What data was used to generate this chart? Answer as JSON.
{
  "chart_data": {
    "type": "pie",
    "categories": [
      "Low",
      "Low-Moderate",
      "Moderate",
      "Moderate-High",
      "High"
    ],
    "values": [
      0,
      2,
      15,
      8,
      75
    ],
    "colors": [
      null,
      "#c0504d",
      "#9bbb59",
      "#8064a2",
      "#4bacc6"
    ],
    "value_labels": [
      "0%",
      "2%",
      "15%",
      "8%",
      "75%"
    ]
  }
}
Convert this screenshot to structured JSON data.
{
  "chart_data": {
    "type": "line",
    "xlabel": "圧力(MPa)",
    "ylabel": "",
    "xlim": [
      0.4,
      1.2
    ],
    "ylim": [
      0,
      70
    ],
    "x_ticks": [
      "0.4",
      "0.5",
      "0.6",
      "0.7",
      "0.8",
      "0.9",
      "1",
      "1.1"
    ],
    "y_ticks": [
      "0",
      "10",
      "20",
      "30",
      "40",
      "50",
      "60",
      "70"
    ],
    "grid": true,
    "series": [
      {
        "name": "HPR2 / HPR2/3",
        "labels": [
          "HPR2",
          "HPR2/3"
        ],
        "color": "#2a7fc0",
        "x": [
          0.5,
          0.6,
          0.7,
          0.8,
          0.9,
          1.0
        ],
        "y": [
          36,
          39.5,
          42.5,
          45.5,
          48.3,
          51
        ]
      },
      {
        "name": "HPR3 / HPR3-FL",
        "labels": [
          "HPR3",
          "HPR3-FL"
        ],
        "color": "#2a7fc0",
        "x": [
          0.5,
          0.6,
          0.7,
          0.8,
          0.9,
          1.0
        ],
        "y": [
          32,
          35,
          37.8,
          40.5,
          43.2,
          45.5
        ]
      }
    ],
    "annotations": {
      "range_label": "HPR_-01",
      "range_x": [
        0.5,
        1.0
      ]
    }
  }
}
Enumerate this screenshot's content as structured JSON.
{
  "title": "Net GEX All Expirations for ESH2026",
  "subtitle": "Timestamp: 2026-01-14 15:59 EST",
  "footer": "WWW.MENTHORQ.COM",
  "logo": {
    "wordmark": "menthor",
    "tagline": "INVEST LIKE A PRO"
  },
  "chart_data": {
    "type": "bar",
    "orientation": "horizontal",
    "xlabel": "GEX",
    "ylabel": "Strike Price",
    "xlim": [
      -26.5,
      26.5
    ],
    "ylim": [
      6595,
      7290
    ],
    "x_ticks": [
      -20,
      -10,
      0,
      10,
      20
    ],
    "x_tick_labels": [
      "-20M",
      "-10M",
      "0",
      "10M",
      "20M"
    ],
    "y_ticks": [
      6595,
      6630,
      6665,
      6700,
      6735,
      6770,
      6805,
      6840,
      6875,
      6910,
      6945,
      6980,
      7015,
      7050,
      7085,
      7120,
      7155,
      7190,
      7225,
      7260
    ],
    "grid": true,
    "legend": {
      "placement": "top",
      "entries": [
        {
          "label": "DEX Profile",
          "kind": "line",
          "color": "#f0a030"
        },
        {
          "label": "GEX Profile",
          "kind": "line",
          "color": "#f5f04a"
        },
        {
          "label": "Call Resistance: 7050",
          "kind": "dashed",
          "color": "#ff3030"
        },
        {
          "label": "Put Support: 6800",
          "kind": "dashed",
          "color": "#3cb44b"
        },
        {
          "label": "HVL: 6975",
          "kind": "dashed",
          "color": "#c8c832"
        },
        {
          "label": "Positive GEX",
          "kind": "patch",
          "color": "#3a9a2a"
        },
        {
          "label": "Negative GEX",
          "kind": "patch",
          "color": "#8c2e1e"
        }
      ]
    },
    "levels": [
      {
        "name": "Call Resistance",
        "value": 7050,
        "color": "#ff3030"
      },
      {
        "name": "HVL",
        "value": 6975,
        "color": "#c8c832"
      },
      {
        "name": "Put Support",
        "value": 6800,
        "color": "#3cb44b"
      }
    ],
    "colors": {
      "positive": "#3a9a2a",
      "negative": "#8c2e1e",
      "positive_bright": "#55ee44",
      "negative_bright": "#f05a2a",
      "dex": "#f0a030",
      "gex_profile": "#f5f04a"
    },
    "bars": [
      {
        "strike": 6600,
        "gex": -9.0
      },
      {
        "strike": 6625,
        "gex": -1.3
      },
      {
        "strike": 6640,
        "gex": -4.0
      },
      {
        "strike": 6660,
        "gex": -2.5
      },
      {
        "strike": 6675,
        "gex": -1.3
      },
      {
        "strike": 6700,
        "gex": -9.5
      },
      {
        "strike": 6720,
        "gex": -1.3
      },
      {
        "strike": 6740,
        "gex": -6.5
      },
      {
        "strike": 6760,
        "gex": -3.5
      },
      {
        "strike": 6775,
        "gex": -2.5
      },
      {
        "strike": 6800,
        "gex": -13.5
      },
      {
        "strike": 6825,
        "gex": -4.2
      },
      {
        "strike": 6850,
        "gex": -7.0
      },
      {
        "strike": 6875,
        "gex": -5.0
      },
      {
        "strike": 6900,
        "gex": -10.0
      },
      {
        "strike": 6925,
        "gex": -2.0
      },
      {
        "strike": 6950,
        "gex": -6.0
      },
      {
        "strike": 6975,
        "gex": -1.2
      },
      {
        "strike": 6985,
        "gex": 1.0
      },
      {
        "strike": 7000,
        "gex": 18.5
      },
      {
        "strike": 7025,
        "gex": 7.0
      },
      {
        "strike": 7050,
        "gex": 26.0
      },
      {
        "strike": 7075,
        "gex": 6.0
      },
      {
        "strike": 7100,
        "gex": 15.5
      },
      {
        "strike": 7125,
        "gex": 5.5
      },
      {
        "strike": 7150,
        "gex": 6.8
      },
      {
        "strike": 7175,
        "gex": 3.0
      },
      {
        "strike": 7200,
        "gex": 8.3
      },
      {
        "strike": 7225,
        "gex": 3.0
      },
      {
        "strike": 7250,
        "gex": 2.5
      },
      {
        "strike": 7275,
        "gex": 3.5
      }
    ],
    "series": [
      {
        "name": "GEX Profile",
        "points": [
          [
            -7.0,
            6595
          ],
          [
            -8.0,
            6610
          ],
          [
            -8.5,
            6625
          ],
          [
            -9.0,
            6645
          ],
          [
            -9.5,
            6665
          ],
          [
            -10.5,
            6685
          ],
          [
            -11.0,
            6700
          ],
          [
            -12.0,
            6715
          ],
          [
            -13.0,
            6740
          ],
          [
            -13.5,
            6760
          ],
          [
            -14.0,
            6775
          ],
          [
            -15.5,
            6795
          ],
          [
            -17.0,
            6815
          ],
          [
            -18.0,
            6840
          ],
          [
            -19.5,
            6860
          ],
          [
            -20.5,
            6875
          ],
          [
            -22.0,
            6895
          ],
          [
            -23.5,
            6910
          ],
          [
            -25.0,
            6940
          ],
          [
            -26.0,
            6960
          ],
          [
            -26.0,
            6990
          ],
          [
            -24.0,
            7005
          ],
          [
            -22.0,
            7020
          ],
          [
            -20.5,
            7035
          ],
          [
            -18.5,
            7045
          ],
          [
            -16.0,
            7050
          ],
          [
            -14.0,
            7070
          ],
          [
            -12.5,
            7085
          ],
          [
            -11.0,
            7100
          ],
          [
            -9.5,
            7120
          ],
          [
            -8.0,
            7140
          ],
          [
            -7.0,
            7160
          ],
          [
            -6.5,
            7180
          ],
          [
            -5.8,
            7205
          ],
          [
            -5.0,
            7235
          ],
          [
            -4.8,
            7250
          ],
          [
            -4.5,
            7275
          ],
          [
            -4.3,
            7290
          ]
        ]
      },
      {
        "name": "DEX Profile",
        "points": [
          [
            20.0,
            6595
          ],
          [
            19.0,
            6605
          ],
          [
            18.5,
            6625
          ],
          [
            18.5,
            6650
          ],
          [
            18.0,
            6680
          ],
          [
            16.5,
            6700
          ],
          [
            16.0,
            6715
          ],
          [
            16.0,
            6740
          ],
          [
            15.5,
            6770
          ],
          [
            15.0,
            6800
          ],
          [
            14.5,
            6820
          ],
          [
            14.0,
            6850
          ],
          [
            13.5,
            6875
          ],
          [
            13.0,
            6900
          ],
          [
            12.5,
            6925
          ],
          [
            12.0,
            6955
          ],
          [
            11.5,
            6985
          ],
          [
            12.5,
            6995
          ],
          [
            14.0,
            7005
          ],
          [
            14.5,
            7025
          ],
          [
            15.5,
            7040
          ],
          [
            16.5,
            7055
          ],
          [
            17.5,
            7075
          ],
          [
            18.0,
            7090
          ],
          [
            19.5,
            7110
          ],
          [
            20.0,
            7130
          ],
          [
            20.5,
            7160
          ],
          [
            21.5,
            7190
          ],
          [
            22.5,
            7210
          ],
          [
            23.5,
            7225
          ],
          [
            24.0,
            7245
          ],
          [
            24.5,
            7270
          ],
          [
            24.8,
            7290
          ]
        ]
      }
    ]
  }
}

-------

**Problem description**
Scan the records for the string "Moderate". Copy each line in which it appears.

**Answer for this exercise**
      "Low-Moderate",
      "Moderate",
      "Moderate-High",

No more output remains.